INSTRUCTIONS FOR THE TASK: Find each line containing the string "Создание" and return it.

DATA SUPPLIED:
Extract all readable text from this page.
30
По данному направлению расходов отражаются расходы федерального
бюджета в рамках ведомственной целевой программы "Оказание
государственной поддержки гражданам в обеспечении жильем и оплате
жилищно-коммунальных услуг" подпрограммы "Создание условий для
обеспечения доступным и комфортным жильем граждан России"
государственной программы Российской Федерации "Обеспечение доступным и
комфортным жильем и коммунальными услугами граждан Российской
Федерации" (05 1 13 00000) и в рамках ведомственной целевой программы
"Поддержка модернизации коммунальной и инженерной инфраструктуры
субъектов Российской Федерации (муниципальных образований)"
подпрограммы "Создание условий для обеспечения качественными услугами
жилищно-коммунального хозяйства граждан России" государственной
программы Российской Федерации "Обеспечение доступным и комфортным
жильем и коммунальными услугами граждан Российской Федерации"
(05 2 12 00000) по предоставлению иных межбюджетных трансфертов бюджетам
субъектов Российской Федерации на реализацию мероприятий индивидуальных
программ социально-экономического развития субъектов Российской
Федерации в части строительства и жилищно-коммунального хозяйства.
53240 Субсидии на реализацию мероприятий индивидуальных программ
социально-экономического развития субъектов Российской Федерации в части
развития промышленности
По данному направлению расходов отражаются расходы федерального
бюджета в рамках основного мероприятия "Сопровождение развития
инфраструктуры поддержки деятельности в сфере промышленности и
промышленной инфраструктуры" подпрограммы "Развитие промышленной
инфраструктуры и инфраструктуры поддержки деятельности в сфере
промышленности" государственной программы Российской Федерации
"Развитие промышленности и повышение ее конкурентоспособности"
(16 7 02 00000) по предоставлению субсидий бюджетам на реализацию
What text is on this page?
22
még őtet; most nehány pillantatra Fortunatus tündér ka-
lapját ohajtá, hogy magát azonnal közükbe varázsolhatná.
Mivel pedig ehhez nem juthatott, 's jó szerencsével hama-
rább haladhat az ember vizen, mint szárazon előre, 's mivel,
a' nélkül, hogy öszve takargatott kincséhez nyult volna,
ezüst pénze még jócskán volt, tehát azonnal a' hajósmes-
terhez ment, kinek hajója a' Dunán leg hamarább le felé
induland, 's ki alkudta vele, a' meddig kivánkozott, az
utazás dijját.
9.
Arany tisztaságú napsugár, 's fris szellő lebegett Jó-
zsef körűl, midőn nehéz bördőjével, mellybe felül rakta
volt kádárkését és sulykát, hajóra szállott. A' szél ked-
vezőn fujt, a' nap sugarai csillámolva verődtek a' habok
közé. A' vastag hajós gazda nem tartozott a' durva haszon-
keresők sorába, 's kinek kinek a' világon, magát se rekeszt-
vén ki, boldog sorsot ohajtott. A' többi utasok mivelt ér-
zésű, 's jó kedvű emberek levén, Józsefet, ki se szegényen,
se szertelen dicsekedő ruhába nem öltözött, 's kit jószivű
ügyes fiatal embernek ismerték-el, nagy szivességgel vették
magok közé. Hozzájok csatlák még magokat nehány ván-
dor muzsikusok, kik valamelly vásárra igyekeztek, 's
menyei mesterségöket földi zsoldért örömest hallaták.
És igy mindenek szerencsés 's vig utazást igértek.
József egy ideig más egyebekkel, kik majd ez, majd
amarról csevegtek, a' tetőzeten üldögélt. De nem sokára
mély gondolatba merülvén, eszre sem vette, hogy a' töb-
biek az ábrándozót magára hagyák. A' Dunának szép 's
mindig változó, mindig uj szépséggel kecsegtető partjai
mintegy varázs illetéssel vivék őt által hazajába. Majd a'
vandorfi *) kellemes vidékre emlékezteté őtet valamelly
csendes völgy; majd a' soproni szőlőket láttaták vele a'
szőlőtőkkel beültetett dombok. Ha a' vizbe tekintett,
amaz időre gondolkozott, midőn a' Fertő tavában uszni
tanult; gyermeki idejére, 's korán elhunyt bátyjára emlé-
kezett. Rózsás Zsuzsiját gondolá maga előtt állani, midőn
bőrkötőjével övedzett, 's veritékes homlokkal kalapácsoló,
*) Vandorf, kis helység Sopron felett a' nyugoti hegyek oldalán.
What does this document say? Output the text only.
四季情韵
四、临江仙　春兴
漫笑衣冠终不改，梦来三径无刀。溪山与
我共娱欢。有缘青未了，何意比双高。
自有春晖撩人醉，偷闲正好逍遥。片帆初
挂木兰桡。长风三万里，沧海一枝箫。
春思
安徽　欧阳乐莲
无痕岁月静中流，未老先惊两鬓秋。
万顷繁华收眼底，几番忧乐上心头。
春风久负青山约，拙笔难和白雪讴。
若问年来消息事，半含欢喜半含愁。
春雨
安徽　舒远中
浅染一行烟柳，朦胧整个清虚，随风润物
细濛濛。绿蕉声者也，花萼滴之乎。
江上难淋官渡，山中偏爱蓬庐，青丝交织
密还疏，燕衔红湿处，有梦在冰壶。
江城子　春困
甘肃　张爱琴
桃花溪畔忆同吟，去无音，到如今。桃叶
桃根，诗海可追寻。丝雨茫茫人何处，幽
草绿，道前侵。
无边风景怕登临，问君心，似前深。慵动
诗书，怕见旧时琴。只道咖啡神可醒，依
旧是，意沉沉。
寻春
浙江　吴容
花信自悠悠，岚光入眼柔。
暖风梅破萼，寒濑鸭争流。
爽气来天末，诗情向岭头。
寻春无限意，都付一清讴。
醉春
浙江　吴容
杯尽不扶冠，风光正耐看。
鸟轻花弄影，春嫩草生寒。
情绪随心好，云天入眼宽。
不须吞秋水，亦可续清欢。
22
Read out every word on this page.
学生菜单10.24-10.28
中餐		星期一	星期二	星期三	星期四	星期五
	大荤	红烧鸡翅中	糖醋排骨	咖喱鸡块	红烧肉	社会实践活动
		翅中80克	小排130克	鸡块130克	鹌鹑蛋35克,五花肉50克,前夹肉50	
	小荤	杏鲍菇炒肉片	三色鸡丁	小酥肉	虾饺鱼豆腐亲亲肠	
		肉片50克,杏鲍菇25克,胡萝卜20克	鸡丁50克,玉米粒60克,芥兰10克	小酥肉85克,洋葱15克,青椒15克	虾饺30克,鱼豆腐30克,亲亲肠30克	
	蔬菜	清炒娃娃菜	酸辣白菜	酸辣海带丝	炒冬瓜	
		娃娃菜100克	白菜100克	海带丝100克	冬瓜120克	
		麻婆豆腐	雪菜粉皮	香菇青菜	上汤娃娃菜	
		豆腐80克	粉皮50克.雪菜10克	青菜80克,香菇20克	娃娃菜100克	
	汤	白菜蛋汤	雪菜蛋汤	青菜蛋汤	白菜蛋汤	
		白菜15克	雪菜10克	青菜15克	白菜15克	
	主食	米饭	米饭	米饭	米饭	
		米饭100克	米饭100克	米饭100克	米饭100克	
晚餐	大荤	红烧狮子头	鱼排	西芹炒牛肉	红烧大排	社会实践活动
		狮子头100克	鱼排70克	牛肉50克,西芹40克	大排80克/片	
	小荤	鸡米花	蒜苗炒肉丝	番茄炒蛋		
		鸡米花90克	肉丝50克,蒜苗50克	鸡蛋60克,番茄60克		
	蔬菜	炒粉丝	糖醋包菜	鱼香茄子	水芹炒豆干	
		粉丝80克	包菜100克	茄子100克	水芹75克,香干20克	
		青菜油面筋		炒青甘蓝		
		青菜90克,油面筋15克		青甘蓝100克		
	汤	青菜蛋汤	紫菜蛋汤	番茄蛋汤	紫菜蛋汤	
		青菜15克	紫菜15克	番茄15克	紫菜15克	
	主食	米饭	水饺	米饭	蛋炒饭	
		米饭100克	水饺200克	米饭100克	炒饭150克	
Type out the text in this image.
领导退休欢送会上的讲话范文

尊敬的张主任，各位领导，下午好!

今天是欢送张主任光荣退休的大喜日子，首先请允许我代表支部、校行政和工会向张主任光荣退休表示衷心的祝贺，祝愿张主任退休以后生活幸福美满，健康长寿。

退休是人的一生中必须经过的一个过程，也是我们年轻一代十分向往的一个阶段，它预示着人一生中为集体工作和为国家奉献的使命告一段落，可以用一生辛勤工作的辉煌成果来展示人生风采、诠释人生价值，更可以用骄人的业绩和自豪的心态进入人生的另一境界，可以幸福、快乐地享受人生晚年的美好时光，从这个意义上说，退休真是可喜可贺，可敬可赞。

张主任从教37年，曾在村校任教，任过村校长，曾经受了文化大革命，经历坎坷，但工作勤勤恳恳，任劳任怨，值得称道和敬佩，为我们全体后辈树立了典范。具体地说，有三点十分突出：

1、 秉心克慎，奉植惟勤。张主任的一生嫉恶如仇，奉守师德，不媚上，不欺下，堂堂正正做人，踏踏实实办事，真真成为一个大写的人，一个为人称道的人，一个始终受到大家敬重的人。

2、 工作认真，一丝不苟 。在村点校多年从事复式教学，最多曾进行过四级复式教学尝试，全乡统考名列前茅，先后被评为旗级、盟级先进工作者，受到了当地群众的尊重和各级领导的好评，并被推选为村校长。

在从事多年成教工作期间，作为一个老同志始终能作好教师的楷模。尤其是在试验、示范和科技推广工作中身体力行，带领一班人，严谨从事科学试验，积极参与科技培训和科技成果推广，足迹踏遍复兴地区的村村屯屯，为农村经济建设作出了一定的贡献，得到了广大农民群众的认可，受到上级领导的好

PROBLEM SOLUTION:
жилищно-коммунальных услуг" подпрограммы "Создание условий для
подпрограммы "Создание условий для обеспечения качественными услугами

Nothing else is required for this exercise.